Extracted records -
____________
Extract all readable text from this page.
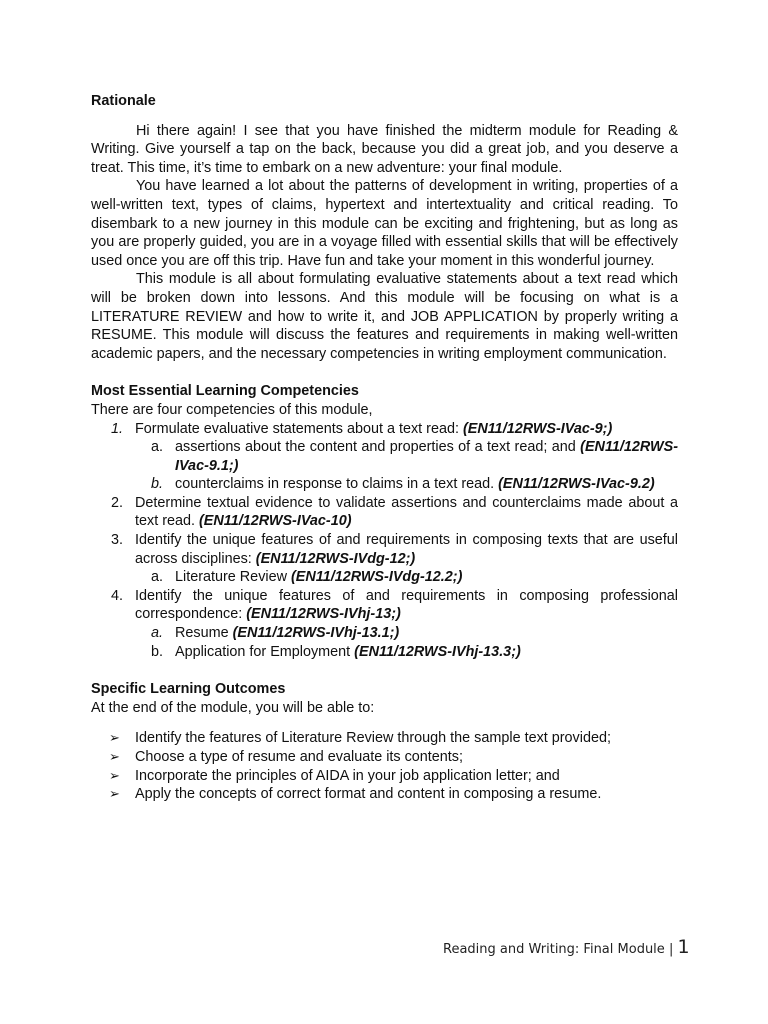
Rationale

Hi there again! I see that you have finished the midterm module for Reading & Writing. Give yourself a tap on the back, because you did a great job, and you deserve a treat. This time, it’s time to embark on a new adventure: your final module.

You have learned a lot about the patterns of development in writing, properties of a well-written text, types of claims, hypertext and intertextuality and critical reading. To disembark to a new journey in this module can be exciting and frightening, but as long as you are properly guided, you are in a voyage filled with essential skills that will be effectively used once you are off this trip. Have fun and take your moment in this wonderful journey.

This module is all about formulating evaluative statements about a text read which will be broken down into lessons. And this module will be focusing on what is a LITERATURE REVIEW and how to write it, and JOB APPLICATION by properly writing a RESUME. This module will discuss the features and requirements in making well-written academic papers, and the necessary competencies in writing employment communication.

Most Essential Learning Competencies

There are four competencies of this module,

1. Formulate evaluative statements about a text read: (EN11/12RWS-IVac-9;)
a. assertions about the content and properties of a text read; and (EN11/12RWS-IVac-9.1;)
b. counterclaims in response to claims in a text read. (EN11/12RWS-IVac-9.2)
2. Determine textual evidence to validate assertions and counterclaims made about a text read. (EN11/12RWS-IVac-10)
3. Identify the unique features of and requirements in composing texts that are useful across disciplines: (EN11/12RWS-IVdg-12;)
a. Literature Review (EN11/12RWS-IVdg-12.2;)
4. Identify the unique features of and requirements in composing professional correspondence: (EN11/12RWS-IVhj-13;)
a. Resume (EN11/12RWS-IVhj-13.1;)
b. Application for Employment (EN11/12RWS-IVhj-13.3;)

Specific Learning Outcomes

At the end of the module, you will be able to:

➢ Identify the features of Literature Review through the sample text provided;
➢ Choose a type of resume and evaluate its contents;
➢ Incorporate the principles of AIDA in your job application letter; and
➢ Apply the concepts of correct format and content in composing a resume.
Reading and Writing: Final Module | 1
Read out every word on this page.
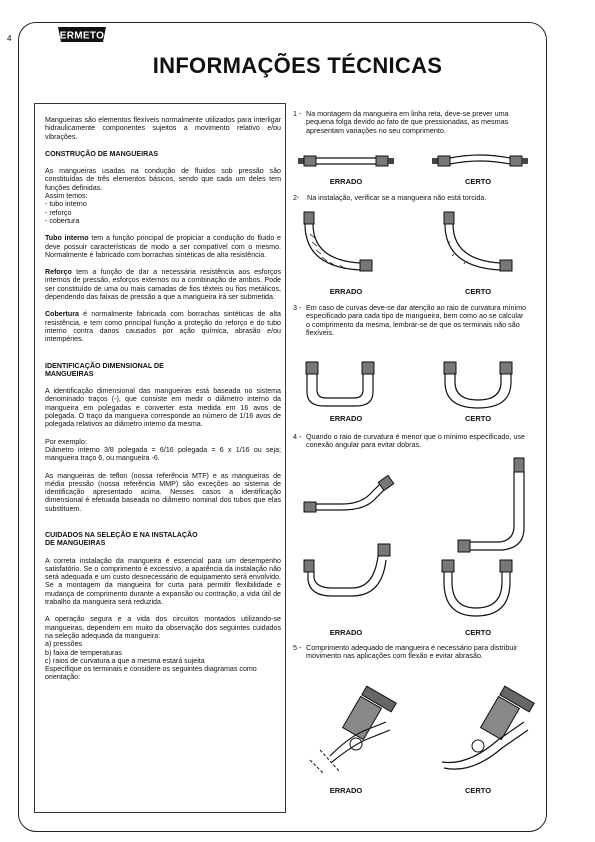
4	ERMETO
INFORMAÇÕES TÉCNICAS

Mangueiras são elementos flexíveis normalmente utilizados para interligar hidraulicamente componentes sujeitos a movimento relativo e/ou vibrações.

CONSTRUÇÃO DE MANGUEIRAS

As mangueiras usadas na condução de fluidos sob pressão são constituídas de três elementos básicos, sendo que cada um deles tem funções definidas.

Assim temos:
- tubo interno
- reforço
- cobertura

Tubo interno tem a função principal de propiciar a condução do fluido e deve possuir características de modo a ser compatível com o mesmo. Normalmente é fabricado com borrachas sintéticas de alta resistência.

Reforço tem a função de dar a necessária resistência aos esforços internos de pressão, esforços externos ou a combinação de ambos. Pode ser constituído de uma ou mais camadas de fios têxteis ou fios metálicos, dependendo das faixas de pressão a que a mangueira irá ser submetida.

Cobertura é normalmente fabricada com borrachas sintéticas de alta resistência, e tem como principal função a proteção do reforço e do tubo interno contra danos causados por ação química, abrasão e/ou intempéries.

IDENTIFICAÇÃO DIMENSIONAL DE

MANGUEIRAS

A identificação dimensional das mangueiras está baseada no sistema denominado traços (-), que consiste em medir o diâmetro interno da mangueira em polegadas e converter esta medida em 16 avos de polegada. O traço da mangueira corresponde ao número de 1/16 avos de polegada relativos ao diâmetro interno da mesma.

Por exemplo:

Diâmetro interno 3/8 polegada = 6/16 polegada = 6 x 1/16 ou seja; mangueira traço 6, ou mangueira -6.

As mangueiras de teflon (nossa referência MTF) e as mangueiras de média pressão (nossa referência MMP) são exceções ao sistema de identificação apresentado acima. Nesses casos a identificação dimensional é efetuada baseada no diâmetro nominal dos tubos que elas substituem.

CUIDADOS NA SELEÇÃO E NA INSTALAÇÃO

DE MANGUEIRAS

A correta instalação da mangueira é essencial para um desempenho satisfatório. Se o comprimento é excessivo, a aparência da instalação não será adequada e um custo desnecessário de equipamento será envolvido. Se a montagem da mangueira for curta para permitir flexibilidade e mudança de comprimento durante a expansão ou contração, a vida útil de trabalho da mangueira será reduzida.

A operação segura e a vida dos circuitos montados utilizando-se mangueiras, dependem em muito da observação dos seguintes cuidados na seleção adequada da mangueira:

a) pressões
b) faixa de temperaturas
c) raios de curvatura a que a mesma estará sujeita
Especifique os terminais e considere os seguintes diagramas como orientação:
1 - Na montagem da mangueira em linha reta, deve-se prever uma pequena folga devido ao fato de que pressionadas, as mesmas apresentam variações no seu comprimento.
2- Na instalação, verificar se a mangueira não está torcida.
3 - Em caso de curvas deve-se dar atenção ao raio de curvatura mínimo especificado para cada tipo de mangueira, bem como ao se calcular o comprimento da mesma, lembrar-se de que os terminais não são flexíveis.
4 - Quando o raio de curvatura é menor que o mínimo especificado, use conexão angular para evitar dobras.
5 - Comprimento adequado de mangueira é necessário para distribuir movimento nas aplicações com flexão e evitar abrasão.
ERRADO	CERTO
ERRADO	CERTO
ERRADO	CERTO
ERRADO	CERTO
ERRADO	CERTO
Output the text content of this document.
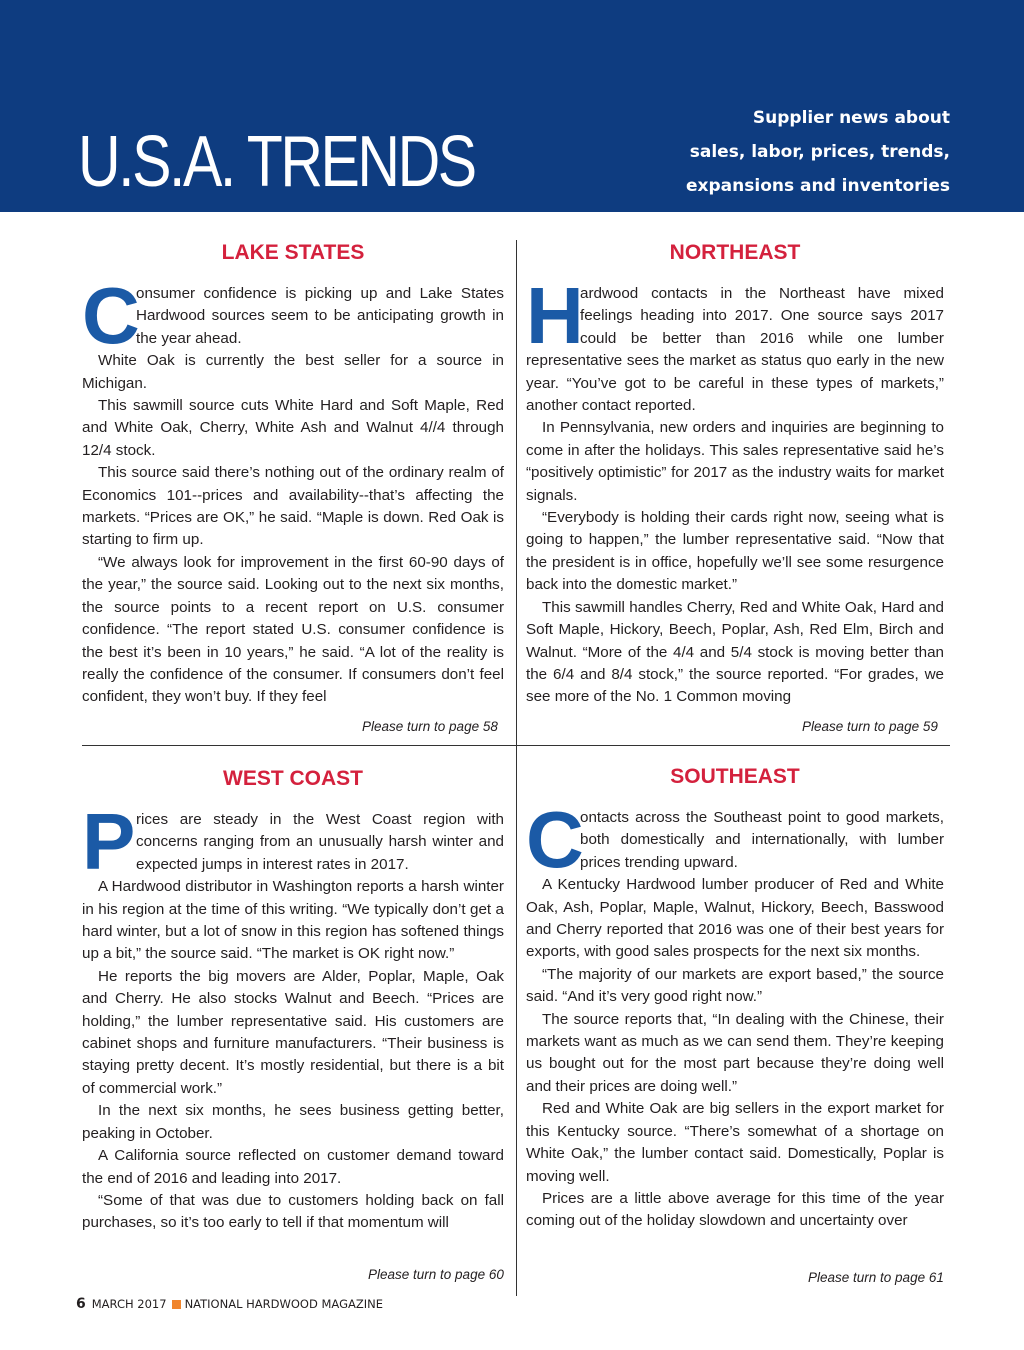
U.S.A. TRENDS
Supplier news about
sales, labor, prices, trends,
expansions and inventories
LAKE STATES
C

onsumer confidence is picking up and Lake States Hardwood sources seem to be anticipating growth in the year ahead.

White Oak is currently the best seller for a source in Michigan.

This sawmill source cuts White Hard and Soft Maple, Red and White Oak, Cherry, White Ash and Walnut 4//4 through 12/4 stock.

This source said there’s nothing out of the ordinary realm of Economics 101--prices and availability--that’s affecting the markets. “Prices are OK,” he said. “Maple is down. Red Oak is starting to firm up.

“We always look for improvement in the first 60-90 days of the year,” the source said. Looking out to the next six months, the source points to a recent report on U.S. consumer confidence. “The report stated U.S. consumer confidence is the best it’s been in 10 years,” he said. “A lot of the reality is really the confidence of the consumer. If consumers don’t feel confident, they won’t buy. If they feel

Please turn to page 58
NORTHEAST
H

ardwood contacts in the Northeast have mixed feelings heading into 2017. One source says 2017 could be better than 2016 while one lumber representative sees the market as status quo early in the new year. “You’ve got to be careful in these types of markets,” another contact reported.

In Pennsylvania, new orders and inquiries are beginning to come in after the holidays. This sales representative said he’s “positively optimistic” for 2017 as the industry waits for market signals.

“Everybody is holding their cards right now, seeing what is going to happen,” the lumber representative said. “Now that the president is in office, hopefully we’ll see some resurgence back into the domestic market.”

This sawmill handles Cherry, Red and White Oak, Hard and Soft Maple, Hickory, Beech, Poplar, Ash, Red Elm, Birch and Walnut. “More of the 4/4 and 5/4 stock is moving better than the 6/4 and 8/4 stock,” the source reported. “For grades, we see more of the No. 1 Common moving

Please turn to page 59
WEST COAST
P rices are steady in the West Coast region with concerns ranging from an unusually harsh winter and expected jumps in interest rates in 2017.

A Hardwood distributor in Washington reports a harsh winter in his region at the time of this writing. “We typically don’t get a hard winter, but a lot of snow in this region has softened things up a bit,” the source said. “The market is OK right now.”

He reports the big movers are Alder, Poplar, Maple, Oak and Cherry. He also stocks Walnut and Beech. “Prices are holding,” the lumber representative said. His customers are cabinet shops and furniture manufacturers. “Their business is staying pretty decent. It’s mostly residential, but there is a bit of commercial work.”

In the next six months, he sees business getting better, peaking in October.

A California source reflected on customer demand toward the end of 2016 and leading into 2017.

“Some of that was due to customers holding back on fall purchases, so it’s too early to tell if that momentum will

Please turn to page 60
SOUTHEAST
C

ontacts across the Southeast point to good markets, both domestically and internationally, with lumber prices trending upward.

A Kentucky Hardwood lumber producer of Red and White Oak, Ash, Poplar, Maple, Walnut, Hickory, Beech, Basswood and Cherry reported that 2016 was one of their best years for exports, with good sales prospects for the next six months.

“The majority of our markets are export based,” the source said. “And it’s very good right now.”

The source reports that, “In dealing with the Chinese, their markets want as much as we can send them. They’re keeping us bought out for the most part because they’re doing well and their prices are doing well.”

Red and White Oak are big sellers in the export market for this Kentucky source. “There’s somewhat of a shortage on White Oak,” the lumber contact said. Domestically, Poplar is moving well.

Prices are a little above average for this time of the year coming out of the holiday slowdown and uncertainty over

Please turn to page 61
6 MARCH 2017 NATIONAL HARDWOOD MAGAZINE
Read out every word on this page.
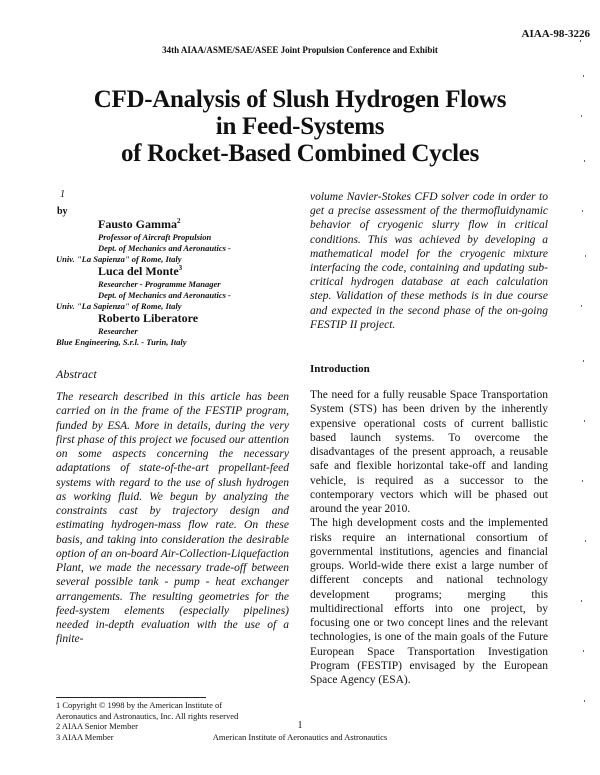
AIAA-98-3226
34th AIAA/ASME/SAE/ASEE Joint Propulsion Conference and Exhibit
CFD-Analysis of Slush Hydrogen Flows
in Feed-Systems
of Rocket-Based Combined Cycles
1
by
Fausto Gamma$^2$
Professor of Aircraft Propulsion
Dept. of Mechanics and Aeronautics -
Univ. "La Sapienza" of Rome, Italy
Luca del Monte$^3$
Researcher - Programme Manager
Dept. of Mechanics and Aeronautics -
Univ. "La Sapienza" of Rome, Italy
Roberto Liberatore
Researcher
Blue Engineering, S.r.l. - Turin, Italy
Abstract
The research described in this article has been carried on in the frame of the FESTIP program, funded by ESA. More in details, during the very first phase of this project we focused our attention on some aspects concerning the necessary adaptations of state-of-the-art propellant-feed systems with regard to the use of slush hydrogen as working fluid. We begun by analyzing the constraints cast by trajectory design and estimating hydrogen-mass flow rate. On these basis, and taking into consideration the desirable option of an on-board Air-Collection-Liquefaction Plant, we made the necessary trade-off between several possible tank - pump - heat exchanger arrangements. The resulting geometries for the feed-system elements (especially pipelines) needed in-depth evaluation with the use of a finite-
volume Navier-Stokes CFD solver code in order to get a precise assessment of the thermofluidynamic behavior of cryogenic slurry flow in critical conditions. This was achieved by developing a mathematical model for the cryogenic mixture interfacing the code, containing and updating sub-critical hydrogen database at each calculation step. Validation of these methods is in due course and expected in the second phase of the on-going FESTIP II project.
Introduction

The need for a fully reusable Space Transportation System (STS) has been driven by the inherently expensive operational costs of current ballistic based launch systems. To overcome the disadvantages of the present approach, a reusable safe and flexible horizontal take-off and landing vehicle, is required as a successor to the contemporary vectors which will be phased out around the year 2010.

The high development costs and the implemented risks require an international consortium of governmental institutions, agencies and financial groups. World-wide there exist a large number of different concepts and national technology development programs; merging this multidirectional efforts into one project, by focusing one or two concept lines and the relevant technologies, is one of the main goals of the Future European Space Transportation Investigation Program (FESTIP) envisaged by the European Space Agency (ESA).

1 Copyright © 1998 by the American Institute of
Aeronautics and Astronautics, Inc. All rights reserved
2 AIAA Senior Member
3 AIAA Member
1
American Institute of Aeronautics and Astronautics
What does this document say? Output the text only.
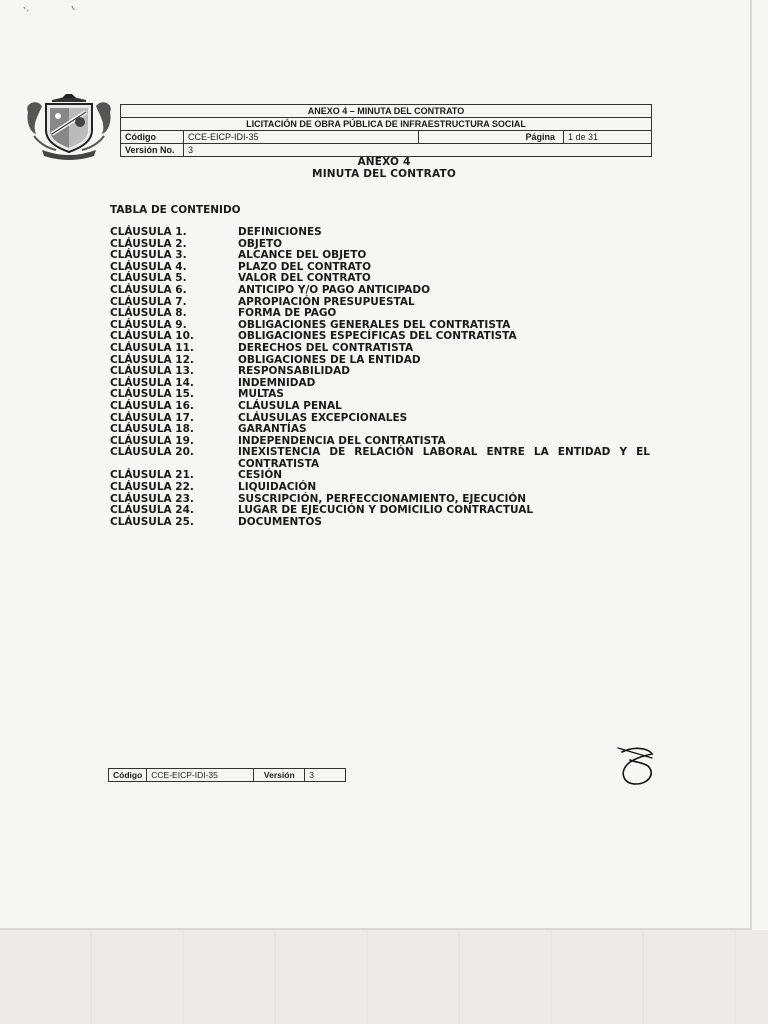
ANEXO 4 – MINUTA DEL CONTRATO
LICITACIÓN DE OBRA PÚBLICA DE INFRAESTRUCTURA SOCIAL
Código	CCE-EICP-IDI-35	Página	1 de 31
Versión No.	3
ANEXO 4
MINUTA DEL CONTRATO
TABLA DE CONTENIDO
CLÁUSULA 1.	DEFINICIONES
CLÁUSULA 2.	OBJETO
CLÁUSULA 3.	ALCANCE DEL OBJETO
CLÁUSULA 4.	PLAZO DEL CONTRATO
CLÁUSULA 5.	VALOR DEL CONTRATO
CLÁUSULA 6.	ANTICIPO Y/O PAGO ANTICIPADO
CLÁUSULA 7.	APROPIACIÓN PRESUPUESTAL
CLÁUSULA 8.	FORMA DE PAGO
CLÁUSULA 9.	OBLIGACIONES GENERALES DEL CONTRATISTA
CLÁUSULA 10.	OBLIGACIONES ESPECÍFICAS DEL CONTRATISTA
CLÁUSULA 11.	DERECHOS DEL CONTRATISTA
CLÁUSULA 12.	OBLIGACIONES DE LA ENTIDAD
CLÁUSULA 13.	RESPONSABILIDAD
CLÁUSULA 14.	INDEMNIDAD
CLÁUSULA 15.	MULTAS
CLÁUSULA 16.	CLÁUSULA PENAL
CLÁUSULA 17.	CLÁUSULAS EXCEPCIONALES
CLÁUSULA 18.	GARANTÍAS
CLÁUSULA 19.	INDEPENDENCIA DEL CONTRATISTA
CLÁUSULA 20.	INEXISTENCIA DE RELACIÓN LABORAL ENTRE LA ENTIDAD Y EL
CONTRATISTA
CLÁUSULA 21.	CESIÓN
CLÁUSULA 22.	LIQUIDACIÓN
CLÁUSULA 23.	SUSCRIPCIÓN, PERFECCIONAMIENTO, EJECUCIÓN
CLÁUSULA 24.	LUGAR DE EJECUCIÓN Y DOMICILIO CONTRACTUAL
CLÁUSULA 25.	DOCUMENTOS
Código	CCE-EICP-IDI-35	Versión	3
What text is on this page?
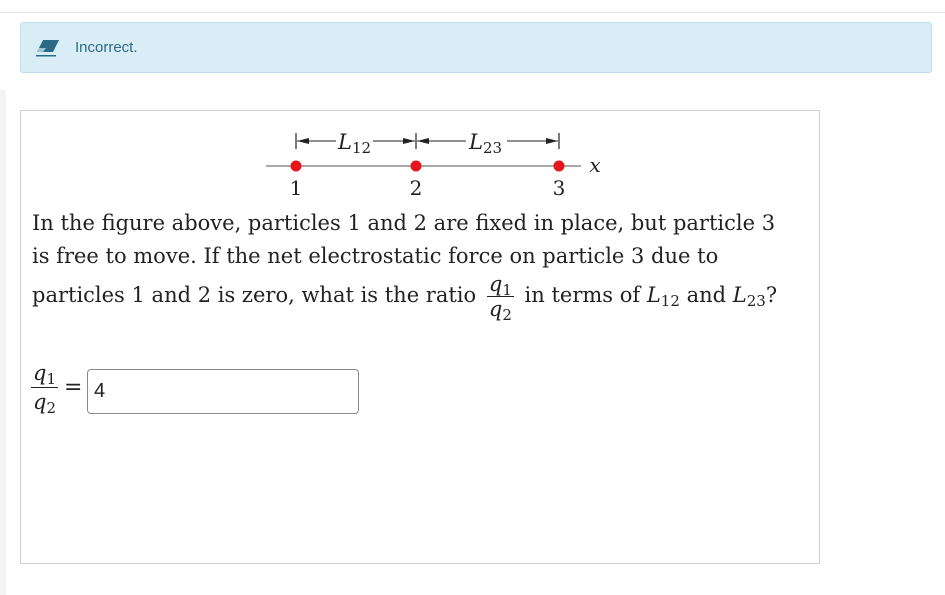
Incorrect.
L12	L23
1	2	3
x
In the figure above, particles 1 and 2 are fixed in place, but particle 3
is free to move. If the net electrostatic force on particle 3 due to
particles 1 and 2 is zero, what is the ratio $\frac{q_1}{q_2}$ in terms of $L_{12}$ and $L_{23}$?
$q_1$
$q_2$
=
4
____________
Do this - List the lines of the records where "next" occurs.

Solved exercise -
“We always look for improvement in the first 60-90 days of the year,” the source said. Looking out to the next six months, the source points to a recent report on U.S. consumer confidence. “The report stated U.S. consumer confidence is the best it’s been in 10 years,” he said. “A lot of the reality is really the confidence of the consumer. If consumers don’t feel confident, they won’t buy. If they feel
In the next six months, he sees business getting better, peaking in October.
A Kentucky Hardwood lumber producer of Red and White Oak, Ash, Poplar, Maple, Walnut, Hickory, Beech, Basswood and Cherry reported that 2016 was one of their best years for exports, with good sales prospects for the next six months.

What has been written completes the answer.